Prompt:
Look through the data below and return each line where "产业在线" appears.

Stored data:
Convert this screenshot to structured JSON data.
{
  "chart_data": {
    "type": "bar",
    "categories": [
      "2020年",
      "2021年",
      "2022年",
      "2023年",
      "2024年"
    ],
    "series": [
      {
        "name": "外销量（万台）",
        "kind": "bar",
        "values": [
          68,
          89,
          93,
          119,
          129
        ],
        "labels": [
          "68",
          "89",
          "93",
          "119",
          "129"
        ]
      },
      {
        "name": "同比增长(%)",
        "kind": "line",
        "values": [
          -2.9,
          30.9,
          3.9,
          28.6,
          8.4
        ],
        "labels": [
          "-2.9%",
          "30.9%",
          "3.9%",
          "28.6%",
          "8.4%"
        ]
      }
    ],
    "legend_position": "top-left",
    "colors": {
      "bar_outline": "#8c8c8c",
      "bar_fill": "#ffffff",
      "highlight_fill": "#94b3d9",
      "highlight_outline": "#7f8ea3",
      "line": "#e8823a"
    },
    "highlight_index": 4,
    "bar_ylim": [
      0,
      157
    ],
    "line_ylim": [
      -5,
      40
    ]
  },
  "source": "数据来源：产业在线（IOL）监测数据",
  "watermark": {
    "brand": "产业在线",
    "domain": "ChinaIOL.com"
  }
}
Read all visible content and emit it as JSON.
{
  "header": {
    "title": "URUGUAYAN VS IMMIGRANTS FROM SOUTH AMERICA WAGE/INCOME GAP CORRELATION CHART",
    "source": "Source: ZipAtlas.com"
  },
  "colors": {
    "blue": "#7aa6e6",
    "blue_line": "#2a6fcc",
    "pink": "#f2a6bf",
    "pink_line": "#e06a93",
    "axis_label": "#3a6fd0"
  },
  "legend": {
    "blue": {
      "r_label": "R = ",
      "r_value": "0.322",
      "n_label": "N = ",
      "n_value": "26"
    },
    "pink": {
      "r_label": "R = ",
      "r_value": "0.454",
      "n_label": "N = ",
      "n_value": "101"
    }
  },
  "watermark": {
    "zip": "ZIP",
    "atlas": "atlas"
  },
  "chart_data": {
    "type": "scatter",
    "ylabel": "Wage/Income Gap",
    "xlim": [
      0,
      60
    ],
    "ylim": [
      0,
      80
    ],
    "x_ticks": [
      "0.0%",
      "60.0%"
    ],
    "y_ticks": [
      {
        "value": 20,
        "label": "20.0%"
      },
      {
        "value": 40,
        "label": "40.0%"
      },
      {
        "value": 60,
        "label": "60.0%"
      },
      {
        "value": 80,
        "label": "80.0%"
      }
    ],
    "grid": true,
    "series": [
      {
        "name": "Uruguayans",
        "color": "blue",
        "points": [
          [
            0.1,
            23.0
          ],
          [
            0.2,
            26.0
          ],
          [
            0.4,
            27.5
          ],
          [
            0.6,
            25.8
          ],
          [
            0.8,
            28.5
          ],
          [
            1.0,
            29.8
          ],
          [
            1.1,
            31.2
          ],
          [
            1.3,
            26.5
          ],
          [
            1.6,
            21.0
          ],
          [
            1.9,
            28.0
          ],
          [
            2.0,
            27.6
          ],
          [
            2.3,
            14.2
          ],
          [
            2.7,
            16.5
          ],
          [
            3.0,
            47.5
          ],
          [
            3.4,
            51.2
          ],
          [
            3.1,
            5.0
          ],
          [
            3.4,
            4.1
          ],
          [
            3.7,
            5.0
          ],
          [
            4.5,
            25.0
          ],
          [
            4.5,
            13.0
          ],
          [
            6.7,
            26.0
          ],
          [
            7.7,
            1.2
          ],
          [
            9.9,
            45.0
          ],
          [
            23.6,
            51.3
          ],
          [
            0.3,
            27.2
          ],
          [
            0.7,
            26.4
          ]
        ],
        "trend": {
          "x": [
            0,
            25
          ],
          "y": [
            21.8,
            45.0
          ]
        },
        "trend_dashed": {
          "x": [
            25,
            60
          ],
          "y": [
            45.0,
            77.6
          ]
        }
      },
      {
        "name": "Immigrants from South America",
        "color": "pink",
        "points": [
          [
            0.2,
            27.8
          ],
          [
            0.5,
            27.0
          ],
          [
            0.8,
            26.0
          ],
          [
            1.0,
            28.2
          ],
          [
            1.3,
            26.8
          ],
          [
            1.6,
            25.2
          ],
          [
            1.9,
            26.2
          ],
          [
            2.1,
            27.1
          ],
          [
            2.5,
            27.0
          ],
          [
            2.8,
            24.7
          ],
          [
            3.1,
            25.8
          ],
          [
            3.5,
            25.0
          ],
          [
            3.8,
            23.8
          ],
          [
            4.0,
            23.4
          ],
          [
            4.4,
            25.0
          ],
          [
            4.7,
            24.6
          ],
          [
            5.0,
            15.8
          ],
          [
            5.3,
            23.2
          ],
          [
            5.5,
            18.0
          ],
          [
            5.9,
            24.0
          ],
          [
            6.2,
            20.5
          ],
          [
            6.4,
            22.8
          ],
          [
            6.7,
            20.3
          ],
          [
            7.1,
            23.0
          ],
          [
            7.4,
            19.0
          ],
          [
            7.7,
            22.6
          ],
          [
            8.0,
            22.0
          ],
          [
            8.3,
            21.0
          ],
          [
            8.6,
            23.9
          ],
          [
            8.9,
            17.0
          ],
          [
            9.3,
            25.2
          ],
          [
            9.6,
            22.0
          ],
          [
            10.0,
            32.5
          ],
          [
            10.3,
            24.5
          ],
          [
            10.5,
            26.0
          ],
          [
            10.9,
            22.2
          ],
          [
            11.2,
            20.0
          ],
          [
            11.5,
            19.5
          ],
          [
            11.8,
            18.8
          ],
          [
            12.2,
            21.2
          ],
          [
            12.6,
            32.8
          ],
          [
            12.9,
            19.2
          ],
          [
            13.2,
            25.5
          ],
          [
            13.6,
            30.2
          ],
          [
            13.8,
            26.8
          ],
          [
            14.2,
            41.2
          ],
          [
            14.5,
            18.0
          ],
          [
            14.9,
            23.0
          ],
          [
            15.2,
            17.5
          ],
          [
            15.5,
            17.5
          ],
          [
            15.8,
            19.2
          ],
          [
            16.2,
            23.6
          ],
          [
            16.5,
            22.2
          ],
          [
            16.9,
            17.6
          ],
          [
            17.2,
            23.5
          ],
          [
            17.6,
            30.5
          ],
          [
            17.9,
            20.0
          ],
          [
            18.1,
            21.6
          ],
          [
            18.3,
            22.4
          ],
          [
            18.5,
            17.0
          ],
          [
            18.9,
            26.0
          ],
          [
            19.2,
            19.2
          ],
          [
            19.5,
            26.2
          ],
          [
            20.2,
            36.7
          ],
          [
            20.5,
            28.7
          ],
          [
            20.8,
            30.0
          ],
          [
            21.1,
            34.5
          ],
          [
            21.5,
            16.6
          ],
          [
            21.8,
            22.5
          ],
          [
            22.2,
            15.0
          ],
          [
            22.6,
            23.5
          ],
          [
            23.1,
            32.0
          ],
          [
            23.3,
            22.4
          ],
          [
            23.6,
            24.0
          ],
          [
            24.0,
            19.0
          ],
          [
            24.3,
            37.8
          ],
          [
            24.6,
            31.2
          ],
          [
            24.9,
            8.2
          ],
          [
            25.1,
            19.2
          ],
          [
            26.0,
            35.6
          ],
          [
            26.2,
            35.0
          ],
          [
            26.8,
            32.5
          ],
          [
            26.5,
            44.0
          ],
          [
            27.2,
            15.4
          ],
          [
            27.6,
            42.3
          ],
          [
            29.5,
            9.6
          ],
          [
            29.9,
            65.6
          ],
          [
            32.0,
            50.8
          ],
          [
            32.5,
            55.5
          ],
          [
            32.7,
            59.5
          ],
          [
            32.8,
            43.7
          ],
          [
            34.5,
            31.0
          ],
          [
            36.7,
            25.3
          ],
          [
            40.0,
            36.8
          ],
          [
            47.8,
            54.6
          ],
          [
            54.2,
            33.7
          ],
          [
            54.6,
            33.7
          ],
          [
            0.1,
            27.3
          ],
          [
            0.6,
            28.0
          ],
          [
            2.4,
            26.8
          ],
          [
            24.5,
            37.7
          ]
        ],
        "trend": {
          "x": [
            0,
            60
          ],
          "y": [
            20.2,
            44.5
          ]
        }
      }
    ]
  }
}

In response:
  "source": "数据来源：产业在线（IOL）监测数据",
    "brand": "产业在线",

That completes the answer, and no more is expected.